--- start Records ---

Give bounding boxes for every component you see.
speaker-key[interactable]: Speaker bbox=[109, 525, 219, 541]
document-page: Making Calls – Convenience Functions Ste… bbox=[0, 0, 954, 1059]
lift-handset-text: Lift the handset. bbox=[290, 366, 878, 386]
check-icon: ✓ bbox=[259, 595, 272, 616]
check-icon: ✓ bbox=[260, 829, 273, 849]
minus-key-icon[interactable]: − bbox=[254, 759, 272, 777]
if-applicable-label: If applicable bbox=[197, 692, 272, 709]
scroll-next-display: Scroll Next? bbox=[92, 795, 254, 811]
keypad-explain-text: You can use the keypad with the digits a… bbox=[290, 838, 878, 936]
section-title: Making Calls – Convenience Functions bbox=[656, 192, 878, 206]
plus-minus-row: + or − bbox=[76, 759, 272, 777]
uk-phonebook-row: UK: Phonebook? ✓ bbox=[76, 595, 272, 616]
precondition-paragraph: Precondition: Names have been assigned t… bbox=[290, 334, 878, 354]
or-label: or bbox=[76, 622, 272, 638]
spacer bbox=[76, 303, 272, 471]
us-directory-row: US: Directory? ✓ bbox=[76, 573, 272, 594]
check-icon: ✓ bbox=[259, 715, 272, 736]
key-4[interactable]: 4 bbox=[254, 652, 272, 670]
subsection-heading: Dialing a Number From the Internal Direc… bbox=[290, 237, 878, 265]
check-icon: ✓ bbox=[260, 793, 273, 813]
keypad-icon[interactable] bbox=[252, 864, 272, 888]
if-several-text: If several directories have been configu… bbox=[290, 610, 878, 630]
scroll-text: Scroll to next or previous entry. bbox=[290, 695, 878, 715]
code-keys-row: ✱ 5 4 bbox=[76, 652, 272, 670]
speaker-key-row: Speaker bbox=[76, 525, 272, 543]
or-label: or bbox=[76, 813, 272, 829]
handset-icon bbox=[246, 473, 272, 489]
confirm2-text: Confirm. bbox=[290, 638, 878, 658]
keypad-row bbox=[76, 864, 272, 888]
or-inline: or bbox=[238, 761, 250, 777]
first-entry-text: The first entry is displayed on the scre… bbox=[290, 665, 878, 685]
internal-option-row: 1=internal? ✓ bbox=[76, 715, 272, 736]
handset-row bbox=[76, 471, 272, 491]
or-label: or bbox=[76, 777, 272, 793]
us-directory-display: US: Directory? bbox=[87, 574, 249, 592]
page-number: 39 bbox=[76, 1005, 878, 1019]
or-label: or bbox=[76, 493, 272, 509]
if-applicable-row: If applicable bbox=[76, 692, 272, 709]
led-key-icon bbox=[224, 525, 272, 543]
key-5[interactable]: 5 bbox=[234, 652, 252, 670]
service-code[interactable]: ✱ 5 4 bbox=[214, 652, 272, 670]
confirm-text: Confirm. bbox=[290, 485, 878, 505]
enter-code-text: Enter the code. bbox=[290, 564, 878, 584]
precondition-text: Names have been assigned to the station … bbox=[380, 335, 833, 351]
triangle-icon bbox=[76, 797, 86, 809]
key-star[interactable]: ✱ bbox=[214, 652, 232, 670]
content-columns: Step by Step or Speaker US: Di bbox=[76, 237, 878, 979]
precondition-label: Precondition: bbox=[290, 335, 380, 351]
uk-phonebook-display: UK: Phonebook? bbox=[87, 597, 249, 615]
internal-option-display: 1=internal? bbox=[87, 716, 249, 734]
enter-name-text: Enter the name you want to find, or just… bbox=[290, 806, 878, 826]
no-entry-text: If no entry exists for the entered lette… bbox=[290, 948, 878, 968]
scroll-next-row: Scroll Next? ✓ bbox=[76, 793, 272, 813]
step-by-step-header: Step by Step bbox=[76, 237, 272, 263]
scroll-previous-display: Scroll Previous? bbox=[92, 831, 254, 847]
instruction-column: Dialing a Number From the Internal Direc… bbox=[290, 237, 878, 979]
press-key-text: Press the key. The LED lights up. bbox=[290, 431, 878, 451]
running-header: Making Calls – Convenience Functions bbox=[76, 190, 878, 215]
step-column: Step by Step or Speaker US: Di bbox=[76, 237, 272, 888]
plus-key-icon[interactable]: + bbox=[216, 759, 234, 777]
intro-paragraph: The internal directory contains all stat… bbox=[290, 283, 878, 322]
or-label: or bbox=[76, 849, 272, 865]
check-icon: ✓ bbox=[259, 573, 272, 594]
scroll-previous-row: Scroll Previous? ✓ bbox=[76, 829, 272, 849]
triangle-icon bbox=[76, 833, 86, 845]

--- end Records ---

■ Problem description ■
Update the items above by replacing every "check-icon" with "checkmark-icon", and write them out again with everything else left unchanged.

■ Exercise solution ■
Give bounding boxes for every component you see.
speaker-key[interactable]: Speaker bbox=[109, 525, 219, 541]
document-page: Making Calls – Convenience Functions Ste… bbox=[0, 0, 954, 1059]
lift-handset-text: Lift the handset. bbox=[290, 366, 878, 386]
checkmark-icon: ✓ bbox=[259, 595, 272, 616]
checkmark-icon: ✓ bbox=[260, 829, 273, 849]
minus-key-icon[interactable]: − bbox=[254, 759, 272, 777]
if-applicable-label: If applicable bbox=[197, 692, 272, 709]
scroll-next-display: Scroll Next? bbox=[92, 795, 254, 811]
keypad-explain-text: You can use the keypad with the digits a… bbox=[290, 838, 878, 936]
section-title: Making Calls – Convenience Functions bbox=[656, 192, 878, 206]
plus-minus-row: + or − bbox=[76, 759, 272, 777]
uk-phonebook-row: UK: Phonebook? ✓ bbox=[76, 595, 272, 616]
precondition-paragraph: Precondition: Names have been assigned t… bbox=[290, 334, 878, 354]
or-label: or bbox=[76, 622, 272, 638]
spacer bbox=[76, 303, 272, 471]
us-directory-row: US: Directory? ✓ bbox=[76, 573, 272, 594]
checkmark-icon: ✓ bbox=[259, 715, 272, 736]
key-4[interactable]: 4 bbox=[254, 652, 272, 670]
subsection-heading: Dialing a Number From the Internal Direc… bbox=[290, 237, 878, 265]
checkmark-icon: ✓ bbox=[260, 793, 273, 813]
keypad-icon[interactable] bbox=[252, 864, 272, 888]
if-several-text: If several directories have been configu… bbox=[290, 610, 878, 630]
scroll-text: Scroll to next or previous entry. bbox=[290, 695, 878, 715]
code-keys-row: ✱ 5 4 bbox=[76, 652, 272, 670]
speaker-key-row: Speaker bbox=[76, 525, 272, 543]
or-label: or bbox=[76, 813, 272, 829]
handset-icon bbox=[246, 473, 272, 489]
confirm2-text: Confirm. bbox=[290, 638, 878, 658]
keypad-row bbox=[76, 864, 272, 888]
or-inline: or bbox=[238, 761, 250, 777]
first-entry-text: The first entry is displayed on the scre… bbox=[290, 665, 878, 685]
internal-option-row: 1=internal? ✓ bbox=[76, 715, 272, 736]
handset-row bbox=[76, 471, 272, 491]
or-label: or bbox=[76, 777, 272, 793]
us-directory-display: US: Directory? bbox=[87, 574, 249, 592]
page-number: 39 bbox=[76, 1005, 878, 1019]
or-label: or bbox=[76, 493, 272, 509]
if-applicable-row: If applicable bbox=[76, 692, 272, 709]
led-key-icon bbox=[224, 525, 272, 543]
key-5[interactable]: 5 bbox=[234, 652, 252, 670]
service-code[interactable]: ✱ 5 4 bbox=[214, 652, 272, 670]
confirm-text: Confirm. bbox=[290, 485, 878, 505]
enter-code-text: Enter the code. bbox=[290, 564, 878, 584]
precondition-text: Names have been assigned to the station … bbox=[380, 335, 833, 351]
triangle-icon bbox=[76, 797, 86, 809]
key-star[interactable]: ✱ bbox=[214, 652, 232, 670]
content-columns: Step by Step or Speaker US: Di bbox=[76, 237, 878, 979]
precondition-label: Precondition: bbox=[290, 335, 380, 351]
uk-phonebook-display: UK: Phonebook? bbox=[87, 597, 249, 615]
internal-option-display: 1=internal? bbox=[87, 716, 249, 734]
enter-name-text: Enter the name you want to find, or just… bbox=[290, 806, 878, 826]
no-entry-text: If no entry exists for the entered lette… bbox=[290, 948, 878, 968]
scroll-next-row: Scroll Next? ✓ bbox=[76, 793, 272, 813]
step-by-step-header: Step by Step bbox=[76, 237, 272, 263]
scroll-previous-display: Scroll Previous? bbox=[92, 831, 254, 847]
instruction-column: Dialing a Number From the Internal Direc… bbox=[290, 237, 878, 979]
press-key-text: Press the key. The LED lights up. bbox=[290, 431, 878, 451]
running-header: Making Calls – Convenience Functions bbox=[76, 190, 878, 215]
step-column: Step by Step or Speaker US: Di bbox=[76, 237, 272, 888]
plus-key-icon[interactable]: + bbox=[216, 759, 234, 777]
intro-paragraph: The internal directory contains all stat… bbox=[290, 283, 878, 322]
or-label: or bbox=[76, 849, 272, 865]
checkmark-icon: ✓ bbox=[259, 573, 272, 594]
scroll-previous-row: Scroll Previous? ✓ bbox=[76, 829, 272, 849]
triangle-icon bbox=[76, 833, 86, 845]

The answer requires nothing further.